►
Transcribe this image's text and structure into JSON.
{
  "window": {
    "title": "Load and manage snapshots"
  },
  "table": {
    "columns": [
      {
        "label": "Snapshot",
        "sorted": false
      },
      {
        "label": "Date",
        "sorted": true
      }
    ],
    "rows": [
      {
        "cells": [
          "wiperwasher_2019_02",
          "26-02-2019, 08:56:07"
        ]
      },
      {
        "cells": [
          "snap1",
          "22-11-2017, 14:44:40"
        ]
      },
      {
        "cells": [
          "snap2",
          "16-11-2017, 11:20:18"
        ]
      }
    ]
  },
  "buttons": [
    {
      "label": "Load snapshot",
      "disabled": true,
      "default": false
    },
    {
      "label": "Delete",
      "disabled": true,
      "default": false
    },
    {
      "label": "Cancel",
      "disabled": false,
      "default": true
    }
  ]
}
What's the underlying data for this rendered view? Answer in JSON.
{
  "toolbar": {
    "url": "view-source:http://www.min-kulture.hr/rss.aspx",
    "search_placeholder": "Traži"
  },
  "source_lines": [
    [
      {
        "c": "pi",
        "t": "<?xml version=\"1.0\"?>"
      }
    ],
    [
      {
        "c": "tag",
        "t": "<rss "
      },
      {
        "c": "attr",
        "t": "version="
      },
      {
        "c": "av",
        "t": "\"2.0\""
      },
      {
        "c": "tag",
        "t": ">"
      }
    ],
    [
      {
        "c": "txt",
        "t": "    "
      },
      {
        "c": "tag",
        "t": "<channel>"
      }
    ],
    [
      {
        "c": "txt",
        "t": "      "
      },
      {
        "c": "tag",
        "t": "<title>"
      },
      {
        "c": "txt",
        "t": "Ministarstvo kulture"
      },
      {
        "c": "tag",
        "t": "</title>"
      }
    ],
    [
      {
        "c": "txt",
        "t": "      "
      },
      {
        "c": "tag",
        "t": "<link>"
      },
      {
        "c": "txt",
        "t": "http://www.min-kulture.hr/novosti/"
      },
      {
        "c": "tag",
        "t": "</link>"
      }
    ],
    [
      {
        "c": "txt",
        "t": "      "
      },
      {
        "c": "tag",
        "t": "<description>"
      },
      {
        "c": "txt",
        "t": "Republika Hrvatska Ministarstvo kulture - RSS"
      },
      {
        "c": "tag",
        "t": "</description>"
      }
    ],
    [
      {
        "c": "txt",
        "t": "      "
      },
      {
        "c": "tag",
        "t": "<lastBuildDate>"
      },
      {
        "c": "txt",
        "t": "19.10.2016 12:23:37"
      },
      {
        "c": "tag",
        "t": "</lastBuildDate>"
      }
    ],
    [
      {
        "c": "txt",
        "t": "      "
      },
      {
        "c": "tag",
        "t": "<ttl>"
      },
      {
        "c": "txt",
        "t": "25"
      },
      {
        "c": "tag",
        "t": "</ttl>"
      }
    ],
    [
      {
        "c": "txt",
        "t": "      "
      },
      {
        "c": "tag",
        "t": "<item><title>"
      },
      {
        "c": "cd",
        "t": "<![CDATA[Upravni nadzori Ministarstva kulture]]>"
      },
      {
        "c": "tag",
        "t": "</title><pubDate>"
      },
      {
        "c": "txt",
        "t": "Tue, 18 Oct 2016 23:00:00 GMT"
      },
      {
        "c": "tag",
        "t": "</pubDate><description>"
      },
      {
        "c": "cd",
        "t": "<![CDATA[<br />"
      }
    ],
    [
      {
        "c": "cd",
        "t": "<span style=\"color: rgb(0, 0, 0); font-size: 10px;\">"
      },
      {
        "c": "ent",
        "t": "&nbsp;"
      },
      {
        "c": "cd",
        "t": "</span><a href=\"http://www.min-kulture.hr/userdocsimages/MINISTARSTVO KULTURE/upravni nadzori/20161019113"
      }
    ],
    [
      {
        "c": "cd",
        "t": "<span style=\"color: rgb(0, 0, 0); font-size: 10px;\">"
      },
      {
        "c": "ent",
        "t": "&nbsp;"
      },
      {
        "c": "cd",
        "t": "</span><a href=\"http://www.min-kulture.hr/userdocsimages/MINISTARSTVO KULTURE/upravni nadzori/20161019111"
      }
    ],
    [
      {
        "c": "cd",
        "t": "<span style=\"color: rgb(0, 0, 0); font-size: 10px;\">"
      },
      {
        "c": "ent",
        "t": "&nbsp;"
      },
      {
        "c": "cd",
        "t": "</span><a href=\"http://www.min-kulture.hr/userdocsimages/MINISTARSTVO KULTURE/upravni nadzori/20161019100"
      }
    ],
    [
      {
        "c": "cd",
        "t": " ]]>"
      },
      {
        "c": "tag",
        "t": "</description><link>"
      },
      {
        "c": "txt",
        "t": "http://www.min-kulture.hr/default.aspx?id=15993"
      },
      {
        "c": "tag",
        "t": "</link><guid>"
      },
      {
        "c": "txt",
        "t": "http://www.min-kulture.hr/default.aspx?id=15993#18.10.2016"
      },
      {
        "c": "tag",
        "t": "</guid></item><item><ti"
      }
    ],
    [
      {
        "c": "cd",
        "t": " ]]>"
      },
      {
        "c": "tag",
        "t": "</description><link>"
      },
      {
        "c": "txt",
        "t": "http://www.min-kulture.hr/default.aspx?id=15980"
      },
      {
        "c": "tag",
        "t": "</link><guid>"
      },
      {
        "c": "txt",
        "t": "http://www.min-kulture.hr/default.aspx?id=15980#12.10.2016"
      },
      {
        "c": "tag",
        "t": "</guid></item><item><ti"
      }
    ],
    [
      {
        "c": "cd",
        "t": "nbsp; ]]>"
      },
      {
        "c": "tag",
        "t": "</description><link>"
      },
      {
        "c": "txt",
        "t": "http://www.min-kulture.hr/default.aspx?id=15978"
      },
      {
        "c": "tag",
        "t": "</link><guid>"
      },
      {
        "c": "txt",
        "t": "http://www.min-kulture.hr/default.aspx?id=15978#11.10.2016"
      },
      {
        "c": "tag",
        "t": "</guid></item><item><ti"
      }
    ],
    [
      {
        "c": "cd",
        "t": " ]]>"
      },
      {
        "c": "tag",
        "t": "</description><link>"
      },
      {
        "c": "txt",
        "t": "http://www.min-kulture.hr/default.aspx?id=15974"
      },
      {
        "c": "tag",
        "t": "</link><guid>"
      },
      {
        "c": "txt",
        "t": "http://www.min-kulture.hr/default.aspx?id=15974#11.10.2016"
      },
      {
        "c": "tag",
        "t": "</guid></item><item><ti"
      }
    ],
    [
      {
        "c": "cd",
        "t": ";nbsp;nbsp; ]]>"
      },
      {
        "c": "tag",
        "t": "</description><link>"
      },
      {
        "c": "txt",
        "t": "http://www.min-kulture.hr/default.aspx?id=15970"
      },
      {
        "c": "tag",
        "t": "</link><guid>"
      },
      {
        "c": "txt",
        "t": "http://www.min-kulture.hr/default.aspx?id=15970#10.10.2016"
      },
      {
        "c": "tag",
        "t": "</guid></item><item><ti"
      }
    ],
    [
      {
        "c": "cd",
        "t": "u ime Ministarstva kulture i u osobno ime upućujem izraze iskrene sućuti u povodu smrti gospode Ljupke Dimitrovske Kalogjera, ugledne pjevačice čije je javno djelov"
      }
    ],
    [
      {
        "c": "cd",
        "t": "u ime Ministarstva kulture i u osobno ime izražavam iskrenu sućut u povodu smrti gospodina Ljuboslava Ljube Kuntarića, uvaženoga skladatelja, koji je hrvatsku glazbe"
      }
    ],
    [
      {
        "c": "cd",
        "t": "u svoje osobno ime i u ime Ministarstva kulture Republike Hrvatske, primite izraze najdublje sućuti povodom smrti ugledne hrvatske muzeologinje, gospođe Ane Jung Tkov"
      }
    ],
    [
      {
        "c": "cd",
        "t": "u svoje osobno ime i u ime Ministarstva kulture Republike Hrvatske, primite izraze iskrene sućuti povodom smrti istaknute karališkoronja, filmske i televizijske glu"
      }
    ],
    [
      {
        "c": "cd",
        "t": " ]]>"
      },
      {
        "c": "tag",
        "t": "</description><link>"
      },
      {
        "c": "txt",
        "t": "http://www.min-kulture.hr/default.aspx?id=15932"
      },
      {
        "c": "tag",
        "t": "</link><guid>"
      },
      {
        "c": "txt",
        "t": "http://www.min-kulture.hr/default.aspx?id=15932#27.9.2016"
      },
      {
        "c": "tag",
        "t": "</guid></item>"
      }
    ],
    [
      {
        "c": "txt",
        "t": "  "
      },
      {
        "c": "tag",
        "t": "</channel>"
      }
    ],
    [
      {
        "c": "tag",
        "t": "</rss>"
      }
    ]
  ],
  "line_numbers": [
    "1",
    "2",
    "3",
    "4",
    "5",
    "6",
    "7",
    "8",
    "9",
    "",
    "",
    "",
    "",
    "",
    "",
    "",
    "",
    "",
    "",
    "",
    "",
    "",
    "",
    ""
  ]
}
◄
• _Aim of the task_
Among the lines of the data, identify those with the word "svoje". Copy each of them.

• _Output of the task_
        "t": "u svoje osobno ime i u ime Ministarstva kulture Republike Hrvatske, primite izraze najdublje sućuti povodom smrti ugledne hrvatske muzeologinje, gospođe Ane Jung Tkov"
        "t": "u svoje osobno ime i u ime Ministarstva kulture Republike Hrvatske, primite izraze iskrene sućuti povodom smrti istaknute karališkoronja, filmske i televizijske glu"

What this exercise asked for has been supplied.